• **PROBLEM DESCRIPTION**:
Will you write out the data exactly, excluding every picture?

§ §

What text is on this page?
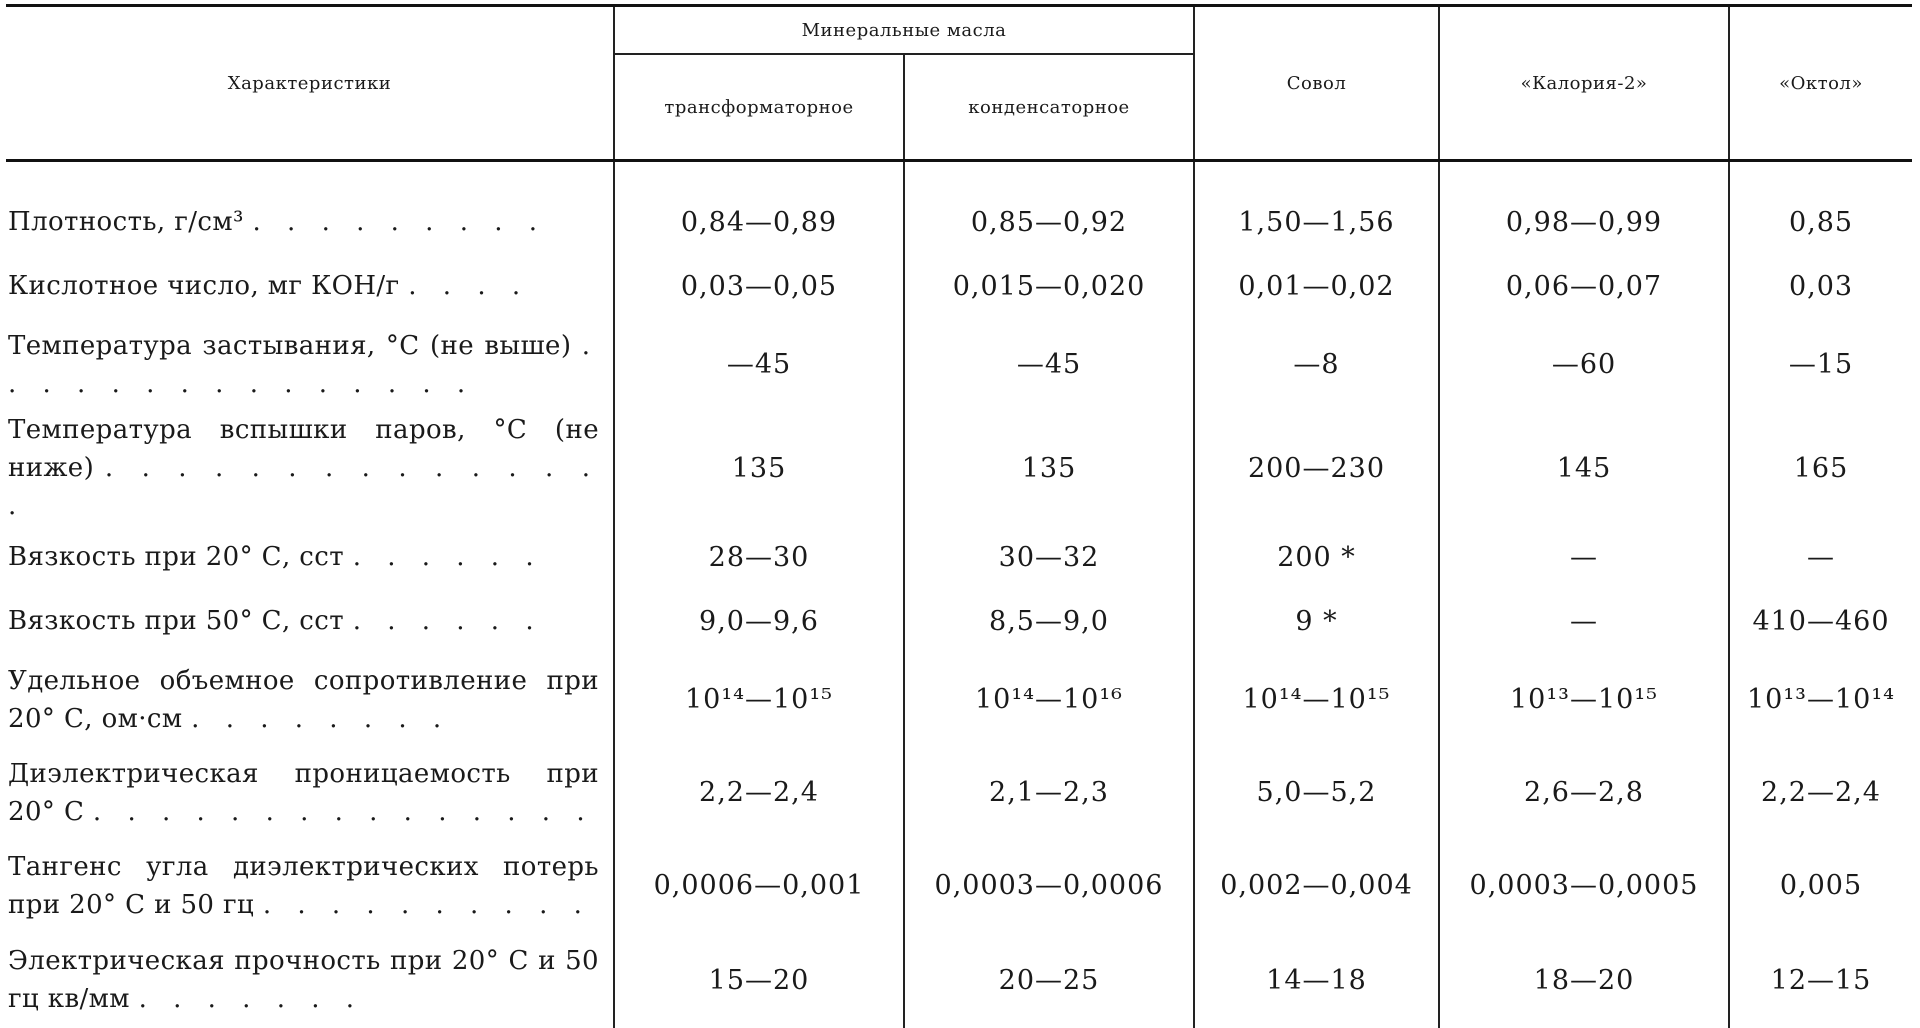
Характеристики	Минеральные масла		Совол	«Калория-2»	«Октол»
	трансформаторное	конденсаторное			
Плотность, г/см³ . . . . . . . . .	0,84—0,89	0,85—0,92	1,50—1,56	0,98—0,99	0,85
Кислотное число, мг КОН/г . . . .	0,03—0,05	0,015—0,020	0,01—0,02	0,06—0,07	0,03
Температура застывания, °С (не выше) . . . . . . . . . . . . . . .	—45	—45	—8	—60	—15
Температура вспышки паров, °С (не ниже) . . . . . . . . . . . . . . .	135	135	200—230	145	165
Вязкость при 20° С, сст . . . . . .	28—30	30—32	200 *	—	—
Вязкость при 50° С, сст . . . . . .	9,0—9,6	8,5—9,0	9 *	—	410—460
Удельное объемное сопротивление при 20° С, ом·см . . . . . . . .	10¹⁴—10¹⁵	10¹⁴—10¹⁶	10¹⁴—10¹⁵	10¹³—10¹⁵	10¹³—10¹⁴
Диэлектрическая проницаемость при 20° С . . . . . . . . . . . . . . .	2,2—2,4	2,1—2,3	5,0—5,2	2,6—2,8	2,2—2,4
Тангенс угла диэлектрических потерь при 20° С и 50 гц . . . . . . . . . .	0,0006—0,001	0,0003—0,0006	0,002—0,004	0,0003—0,0005	0,005
Электрическая прочность при 20° С и 50 гц кв/мм . . . . . . .	15—20	20—25	14—18	18—20	12—15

§ §

• **FINAL RESULT**:
What text is on this page?
Характеристики	Минеральные масла		Совол	«Калория-2»	«Октол»
	трансформаторное	конденсаторное			
Плотность, г/см³ . . . . . . . . .	0,84—0,89	0,85—0,92	1,50—1,56	0,98—0,99	0,85
Кислотное число, мг КОН/г . . . .	0,03—0,05	0,015—0,020	0,01—0,02	0,06—0,07	0,03
Температура застывания, °С (не выше) . . . . . . . . . . . . . . .	—45	—45	—8	—60	—15
Температура вспышки паров, °С (не ниже) . . . . . . . . . . . . . . .	135	135	200—230	145	165
Вязкость при 20° С, сст . . . . . .	28—30	30—32	200 *	—	—
Вязкость при 50° С, сст . . . . . .	9,0—9,6	8,5—9,0	9 *	—	410—460
Удельное объемное сопротивление при 20° С, ом·см . . . . . . . .	10¹⁴—10¹⁵	10¹⁴—10¹⁶	10¹⁴—10¹⁵	10¹³—10¹⁵	10¹³—10¹⁴
Диэлектрическая проницаемость при 20° С . . . . . . . . . . . . . . .	2,2—2,4	2,1—2,3	5,0—5,2	2,6—2,8	2,2—2,4
Тангенс угла диэлектрических потерь при 20° С и 50 гц . . . . . . . . . .	0,0006—0,001	0,0003—0,0006	0,002—0,004	0,0003—0,0005	0,005
Электрическая прочность при 20° С и 50 гц кв/мм . . . . . . .	15—20	20—25	14—18	18—20	12—15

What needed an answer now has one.